» **TASK DETAILS**
Return all lines with the word "frac" in them.

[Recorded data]
--- --- ---
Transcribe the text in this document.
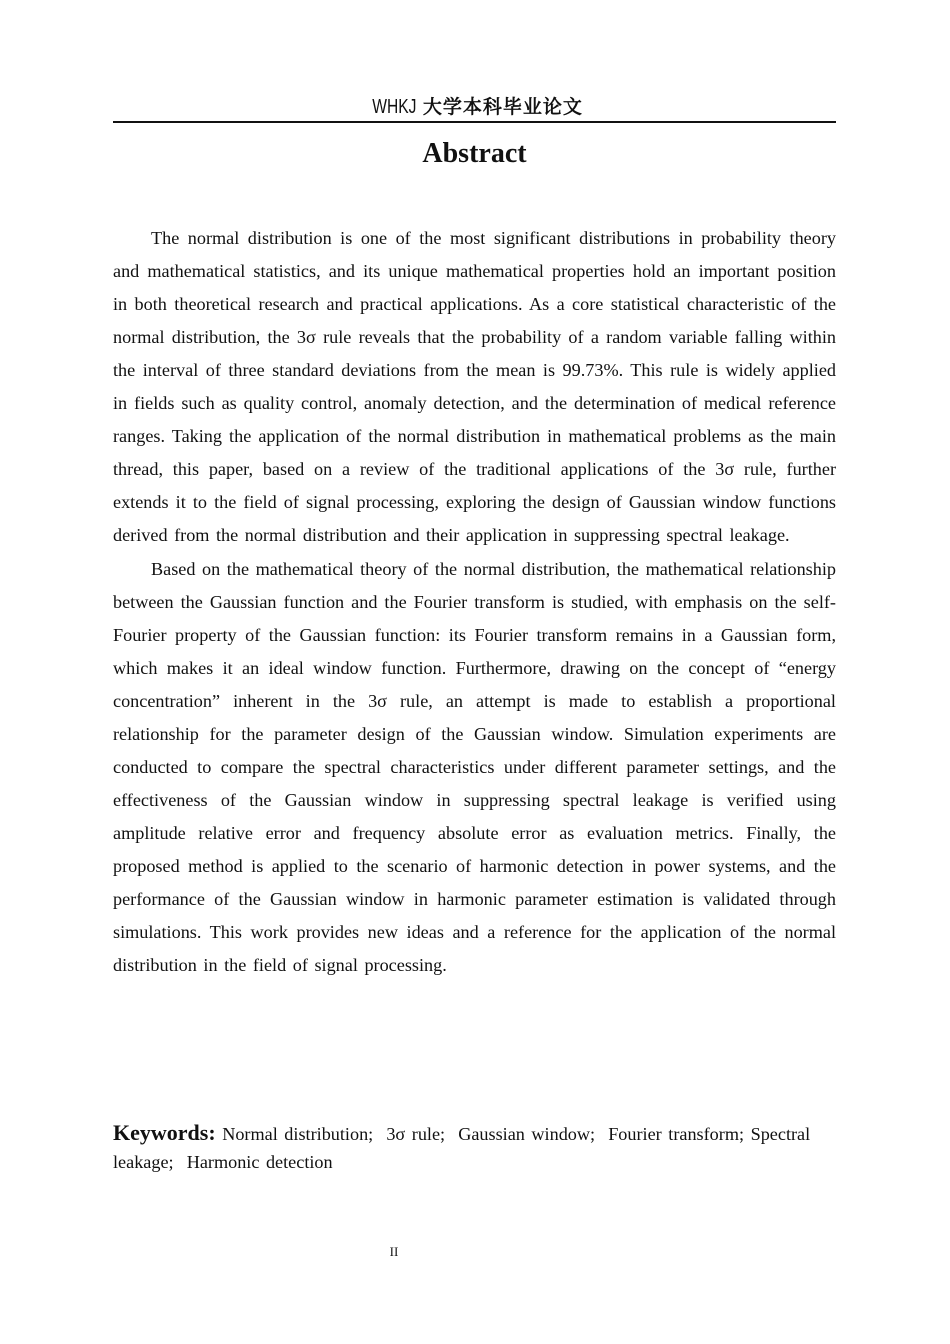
WHKJ 大学本科毕业论文
Abstract

The normal distribution is one of the most significant distributions in probability theory and mathematical statistics, and its unique mathematical properties hold an important position in both theoretical research and practical applications. As a core statistical characteristic of the normal distribution, the 3σ rule reveals that the probability of a random variable falling within the interval of three standard deviations from the mean is 99.73%. This rule is widely applied in fields such as quality control, anomaly detection, and the determination of medical reference ranges. Taking the application of the normal distribution in mathematical problems as the main thread, this paper, based on a review of the traditional applications of the 3σ rule, further extends it to the field of signal processing, exploring the design of Gaussian window functions derived from the normal distribution and their application in suppressing spectral leakage.

Based on the mathematical theory of the normal distribution, the mathematical relationship between the Gaussian function and the Fourier transform is studied, with emphasis on the self-Fourier property of the Gaussian function: its Fourier transform remains in a Gaussian form, which makes it an ideal window function. Furthermore, drawing on the concept of “energy concentration” inherent in the 3σ rule, an attempt is made to establish a proportional relationship for the parameter design of the Gaussian window. Simulation experiments are conducted to compare the spectral characteristics under different parameter settings, and the effectiveness of the Gaussian window in suppressing spectral leakage is verified using amplitude relative error and frequency absolute error as evaluation metrics. Finally, the proposed method is applied to the scenario of harmonic detection in power systems, and the performance of the Gaussian window in harmonic parameter estimation is validated through simulations. This work provides new ideas and a reference for the application of the normal distribution in the field of signal processing.

Keywords: Normal distribution; 3σ rule; Gaussian window; Fourier transform; Spectral leakage; Harmonic detection
II
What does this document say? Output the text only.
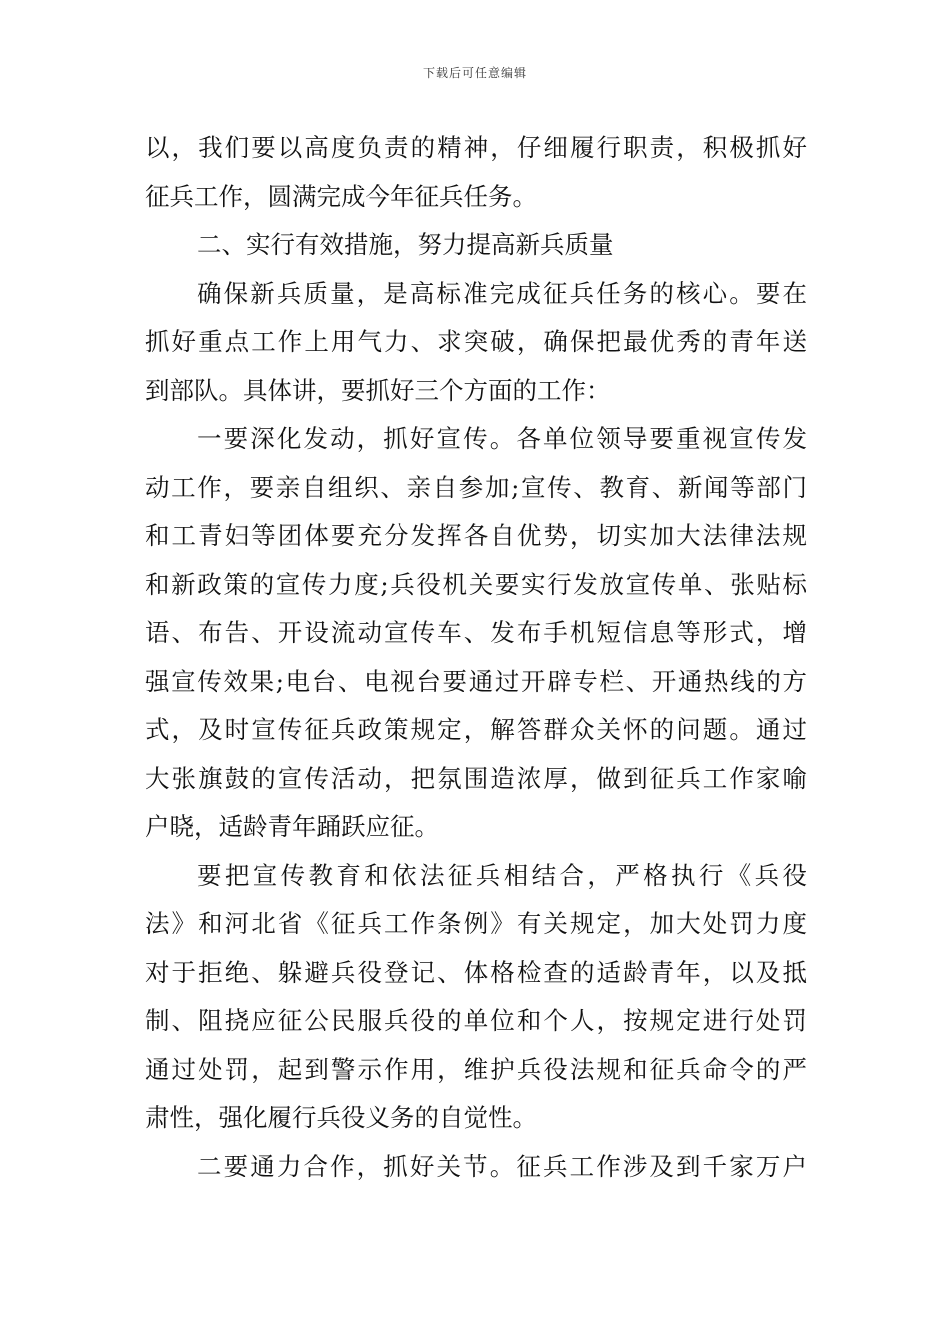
下载后可任意编辑
以，我们要以高度负责的精神，仔细履行职责，积极抓好
征兵工作，圆满完成今年征兵任务。
二、实行有效措施，努力提高新兵质量
确保新兵质量，是高标准完成征兵任务的核心。要在
抓好重点工作上用气力、求突破，确保把最优秀的青年送
到部队。具体讲，要抓好三个方面的工作：
一要深化发动，抓好宣传。各单位领导要重视宣传发
动工作，要亲自组织、亲自参加;宣传、教育、新闻等部门
和工青妇等团体要充分发挥各自优势，切实加大法律法规
和新政策的宣传力度;兵役机关要实行发放宣传单、张贴标
语、布告、开设流动宣传车、发布手机短信息等形式，增
强宣传效果;电台、电视台要通过开辟专栏、开通热线的方
式，及时宣传征兵政策规定，解答群众关怀的问题。通过
大张旗鼓的宣传活动，把氛围造浓厚，做到征兵工作家喻
户晓，适龄青年踊跃应征。
要把宣传教育和依法征兵相结合，严格执行《兵役
法》和河北省《征兵工作条例》有关规定，加大处罚力度
对于拒绝、躲避兵役登记、体格检查的适龄青年，以及抵
制、阻挠应征公民服兵役的单位和个人，按规定进行处罚
通过处罚，起到警示作用，维护兵役法规和征兵命令的严
肃性，强化履行兵役义务的自觉性。
二要通力合作，抓好关节。征兵工作涉及到千家万户
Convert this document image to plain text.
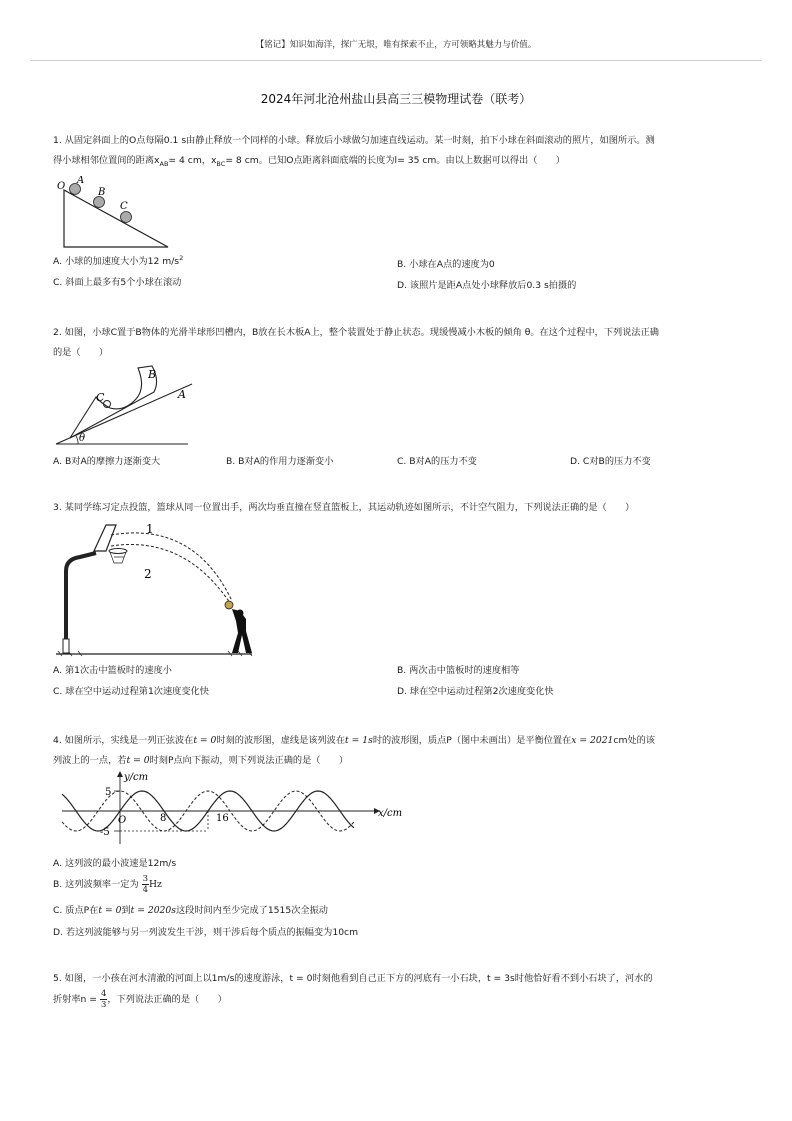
【铭记】知识如海洋，探广无垠，唯有探索不止，方可领略其魅力与价值。
2024年河北沧州盐山县高三三模物理试卷（联考）
1. 从固定斜面上的O点每隔0.1 s由静止释放一个同样的小球。释放后小球做匀加速直线运动。某一时刻，拍下小球在斜面滚动的照片，如图所示。测
得小球相邻位置间的距离$x_{AB}= 4$ cm，$x_{BC}= 8$ cm。已知O点距离斜面底端的长度为l= 35 cm。由以上数据可以得出（　　）
O
A
B
C
A. 小球的加速度大小为12 $m/s^2$
B. 小球在A点的速度为0
C. 斜面上最多有5个小球在滚动	D. 该照片是距A点处小球释放后0.3 s拍摄的
2. 如图，小球C置于B物体的光滑半球形凹槽内，B放在长木板A上，整个装置处于静止状态。现缓慢减小木板的倾角 θ。在这个过程中，下列说法正确
的是（　　）
C
B
A
θ
A. B对A的摩擦力逐渐变大	B. B对A的作用力逐渐变小	C. B对A的压力不变	D. C对B的压力不变
3. 某同学练习定点投篮，篮球从同一位置出手，两次均垂直撞在竖直篮板上，其运动轨迹如图所示，不计空气阻力，下列说法正确的是（　　）
1
2
A. 第1次击中篮板时的速度小	B. 两次击中篮板时的速度相等
C. 球在空中运动过程第1次速度变化快	D. 球在空中运动过程第2次速度变化快
4. 如图所示，实线是一列正弦波在t = 0时刻的波形图，虚线是该列波在t = 1s时的波形图，质点P（图中未画出）是平衡位置在x = 2021cm处的该
列波上的一点，若t = 0时刻P点向下振动，则下列说法正确的是（　　）
y/cm
x/cm
5
-5
O	8	16
A. 这列波的最小波速是12m/s
B. 这列波频率一定为 $\frac{3}{4}$ Hz
C. 质点P在t = 0到t = 2020s这段时间内至少完成了1515次全振动
D. 若这列波能够与另一列波发生干涉，则干涉后每个质点的振幅变为10cm
5. 如图，一小孩在河水清澈的河面上以1m/s的速度游泳，t = 0时刻他看到自己正下方的河底有一小石块，t = 3s时他恰好看不到小石块了，河水的
折射率$n = \frac{4}{3}$ ，下列说法正确的是（　　）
--- --- ---
» **EXERCISE RESULT**
B. 这列波频率一定为 $\frac{3}{4}$ Hz
折射率$n = \frac{4}{3}$ ，下列说法正确的是（　　）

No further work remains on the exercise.